##### Information provided #####

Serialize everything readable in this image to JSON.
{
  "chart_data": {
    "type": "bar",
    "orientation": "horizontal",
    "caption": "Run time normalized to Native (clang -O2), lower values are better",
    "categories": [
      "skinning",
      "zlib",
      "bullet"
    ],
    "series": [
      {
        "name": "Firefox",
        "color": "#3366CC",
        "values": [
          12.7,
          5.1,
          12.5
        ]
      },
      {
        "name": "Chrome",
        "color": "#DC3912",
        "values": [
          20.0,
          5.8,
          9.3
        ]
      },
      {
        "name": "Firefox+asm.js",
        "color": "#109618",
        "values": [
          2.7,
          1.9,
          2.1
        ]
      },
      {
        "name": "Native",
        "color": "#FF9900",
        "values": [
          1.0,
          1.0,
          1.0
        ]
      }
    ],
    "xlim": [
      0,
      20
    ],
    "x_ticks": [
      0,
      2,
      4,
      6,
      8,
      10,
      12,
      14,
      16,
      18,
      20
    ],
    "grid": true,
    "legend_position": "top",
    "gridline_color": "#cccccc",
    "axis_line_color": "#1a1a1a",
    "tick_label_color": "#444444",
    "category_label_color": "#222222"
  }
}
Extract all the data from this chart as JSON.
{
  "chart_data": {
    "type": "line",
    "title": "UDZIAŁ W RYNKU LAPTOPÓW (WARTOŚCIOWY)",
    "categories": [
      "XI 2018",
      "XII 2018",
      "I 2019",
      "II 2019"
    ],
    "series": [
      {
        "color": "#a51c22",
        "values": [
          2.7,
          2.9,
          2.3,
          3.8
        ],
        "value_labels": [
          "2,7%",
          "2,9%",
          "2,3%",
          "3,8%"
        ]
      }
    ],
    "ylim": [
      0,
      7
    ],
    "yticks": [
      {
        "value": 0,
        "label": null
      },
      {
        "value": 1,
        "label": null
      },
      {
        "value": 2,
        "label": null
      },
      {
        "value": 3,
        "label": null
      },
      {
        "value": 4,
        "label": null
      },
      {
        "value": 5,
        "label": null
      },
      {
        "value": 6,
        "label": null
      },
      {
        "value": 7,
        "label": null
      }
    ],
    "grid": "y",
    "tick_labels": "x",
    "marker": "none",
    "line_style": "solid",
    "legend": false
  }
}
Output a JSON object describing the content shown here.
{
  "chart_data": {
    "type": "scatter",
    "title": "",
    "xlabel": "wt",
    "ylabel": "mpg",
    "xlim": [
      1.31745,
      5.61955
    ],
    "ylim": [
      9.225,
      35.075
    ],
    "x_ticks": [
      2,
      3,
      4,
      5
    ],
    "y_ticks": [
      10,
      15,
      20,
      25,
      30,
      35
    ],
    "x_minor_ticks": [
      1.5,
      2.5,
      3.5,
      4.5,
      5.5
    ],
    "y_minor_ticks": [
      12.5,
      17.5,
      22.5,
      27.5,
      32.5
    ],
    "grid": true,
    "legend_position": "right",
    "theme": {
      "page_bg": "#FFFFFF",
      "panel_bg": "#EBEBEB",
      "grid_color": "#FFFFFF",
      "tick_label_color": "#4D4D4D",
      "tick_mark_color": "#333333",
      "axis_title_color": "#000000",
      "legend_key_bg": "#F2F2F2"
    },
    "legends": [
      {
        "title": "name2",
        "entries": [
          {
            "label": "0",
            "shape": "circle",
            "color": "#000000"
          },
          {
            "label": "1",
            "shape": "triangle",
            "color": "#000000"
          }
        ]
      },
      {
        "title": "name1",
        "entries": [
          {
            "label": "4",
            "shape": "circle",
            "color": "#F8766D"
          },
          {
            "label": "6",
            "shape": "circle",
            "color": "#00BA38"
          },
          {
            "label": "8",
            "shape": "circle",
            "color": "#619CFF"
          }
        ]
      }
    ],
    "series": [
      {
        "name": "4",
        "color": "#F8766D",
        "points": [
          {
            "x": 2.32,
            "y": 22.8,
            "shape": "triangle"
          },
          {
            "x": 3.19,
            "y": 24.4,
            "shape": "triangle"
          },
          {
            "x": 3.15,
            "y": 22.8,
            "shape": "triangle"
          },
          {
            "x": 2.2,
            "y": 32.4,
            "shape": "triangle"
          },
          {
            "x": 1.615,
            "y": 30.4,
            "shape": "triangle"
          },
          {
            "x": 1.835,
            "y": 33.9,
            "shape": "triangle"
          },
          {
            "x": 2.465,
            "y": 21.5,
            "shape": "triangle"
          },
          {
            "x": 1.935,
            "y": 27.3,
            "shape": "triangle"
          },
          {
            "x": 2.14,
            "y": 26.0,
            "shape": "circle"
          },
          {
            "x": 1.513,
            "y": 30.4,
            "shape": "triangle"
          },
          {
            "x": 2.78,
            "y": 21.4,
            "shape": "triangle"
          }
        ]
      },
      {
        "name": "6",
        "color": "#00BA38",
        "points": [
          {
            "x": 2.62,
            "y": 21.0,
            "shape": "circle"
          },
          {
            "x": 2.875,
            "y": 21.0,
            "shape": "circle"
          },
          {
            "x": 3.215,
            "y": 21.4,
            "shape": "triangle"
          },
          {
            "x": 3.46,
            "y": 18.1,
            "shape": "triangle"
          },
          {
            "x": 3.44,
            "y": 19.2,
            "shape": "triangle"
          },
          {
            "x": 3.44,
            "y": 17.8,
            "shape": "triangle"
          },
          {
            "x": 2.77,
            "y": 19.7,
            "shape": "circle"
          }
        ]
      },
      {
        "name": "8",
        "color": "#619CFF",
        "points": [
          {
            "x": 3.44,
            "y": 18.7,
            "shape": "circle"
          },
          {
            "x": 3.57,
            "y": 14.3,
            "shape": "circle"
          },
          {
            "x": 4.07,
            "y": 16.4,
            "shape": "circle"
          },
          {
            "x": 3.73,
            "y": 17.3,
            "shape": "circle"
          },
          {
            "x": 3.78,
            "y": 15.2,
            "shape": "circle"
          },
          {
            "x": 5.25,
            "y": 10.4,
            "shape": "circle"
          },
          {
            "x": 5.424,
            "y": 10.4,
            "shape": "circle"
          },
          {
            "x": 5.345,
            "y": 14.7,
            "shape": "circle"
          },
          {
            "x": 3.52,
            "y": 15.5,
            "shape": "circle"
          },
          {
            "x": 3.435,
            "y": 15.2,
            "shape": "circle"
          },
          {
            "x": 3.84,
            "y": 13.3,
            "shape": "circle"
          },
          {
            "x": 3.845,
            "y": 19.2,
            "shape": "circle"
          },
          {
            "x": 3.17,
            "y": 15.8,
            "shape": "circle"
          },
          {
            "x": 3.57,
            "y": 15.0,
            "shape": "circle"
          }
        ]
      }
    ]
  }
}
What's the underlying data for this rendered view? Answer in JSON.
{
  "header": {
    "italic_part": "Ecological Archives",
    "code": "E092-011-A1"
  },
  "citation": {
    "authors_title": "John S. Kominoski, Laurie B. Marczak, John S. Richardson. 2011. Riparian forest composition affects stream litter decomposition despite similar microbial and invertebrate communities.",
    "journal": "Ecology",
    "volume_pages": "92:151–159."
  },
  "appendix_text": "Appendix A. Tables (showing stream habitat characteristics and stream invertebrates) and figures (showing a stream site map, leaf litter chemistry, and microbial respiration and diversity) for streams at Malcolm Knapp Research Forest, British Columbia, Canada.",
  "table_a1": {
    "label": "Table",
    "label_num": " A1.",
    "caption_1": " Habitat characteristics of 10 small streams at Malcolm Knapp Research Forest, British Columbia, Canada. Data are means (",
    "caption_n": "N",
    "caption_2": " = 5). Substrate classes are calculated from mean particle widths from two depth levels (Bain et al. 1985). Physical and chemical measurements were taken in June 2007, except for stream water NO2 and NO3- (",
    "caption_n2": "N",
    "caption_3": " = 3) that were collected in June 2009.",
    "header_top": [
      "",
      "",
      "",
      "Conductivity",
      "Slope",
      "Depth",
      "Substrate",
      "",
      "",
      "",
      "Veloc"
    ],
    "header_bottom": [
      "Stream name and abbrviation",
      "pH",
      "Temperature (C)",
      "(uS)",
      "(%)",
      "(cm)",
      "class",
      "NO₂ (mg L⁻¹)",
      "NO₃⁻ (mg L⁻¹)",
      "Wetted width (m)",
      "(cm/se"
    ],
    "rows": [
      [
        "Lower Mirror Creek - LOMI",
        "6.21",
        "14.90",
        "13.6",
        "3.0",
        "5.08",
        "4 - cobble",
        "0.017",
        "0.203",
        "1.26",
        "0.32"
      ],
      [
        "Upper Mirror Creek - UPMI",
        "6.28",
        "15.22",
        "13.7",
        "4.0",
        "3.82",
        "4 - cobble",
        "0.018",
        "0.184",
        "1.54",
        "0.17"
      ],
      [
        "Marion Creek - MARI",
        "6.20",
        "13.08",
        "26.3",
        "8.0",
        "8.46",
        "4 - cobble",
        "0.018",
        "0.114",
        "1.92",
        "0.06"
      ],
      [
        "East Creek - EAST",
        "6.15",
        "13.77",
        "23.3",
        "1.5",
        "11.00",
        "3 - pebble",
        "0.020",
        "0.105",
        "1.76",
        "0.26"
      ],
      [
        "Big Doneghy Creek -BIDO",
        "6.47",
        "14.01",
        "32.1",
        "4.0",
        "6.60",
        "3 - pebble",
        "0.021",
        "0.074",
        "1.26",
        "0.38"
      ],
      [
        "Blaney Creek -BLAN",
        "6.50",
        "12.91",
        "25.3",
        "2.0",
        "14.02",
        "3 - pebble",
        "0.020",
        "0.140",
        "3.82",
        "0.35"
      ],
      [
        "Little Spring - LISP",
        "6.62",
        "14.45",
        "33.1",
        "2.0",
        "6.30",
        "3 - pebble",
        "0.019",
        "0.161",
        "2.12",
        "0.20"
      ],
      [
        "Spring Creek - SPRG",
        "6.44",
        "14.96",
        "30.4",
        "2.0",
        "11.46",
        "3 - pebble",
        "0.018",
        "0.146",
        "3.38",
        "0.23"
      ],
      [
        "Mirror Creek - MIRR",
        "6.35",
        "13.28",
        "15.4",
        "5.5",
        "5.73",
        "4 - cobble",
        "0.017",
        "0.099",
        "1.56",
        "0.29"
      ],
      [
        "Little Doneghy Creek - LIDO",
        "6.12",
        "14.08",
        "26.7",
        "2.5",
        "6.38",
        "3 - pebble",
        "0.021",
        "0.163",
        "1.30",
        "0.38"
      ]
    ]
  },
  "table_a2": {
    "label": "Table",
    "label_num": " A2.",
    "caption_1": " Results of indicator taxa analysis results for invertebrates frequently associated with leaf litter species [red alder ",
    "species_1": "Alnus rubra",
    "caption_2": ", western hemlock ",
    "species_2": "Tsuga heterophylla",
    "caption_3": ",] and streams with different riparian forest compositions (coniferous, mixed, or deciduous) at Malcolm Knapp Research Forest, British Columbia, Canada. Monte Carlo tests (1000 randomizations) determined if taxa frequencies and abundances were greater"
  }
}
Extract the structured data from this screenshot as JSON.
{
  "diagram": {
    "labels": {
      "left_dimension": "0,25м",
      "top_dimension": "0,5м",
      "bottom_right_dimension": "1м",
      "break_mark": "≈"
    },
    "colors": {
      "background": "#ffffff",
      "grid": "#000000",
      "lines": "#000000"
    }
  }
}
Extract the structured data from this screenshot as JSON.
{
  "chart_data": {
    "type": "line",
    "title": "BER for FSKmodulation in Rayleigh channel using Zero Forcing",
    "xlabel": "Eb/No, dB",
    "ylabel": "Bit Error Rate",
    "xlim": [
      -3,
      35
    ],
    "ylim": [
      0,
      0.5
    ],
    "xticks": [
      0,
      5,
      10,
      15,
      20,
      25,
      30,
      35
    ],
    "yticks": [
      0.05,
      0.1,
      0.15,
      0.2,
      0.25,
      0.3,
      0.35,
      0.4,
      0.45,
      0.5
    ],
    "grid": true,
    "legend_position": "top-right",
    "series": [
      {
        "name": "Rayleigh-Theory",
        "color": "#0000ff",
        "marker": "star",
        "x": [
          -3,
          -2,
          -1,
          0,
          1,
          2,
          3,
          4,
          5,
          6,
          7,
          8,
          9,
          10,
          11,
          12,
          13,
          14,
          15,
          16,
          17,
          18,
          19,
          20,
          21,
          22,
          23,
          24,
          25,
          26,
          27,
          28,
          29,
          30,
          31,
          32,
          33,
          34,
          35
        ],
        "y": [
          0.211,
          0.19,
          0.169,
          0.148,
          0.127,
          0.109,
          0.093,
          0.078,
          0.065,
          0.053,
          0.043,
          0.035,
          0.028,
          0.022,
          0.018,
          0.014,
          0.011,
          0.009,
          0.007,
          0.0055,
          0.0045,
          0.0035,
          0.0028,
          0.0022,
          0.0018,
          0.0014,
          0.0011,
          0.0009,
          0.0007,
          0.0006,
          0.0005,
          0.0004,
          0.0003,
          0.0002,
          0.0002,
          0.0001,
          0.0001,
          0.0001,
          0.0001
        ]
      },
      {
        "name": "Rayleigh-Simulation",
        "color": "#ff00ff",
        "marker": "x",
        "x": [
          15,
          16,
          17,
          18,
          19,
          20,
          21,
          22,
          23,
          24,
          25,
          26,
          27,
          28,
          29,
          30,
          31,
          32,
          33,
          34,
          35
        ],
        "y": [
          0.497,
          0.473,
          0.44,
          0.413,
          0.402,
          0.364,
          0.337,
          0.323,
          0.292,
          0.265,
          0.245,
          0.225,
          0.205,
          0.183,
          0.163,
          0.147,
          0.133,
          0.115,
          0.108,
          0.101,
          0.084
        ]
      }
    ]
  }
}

#####

To be done: Report how many lines above hold the string "type", giving nothing but the number.

Reply to the exercise: 4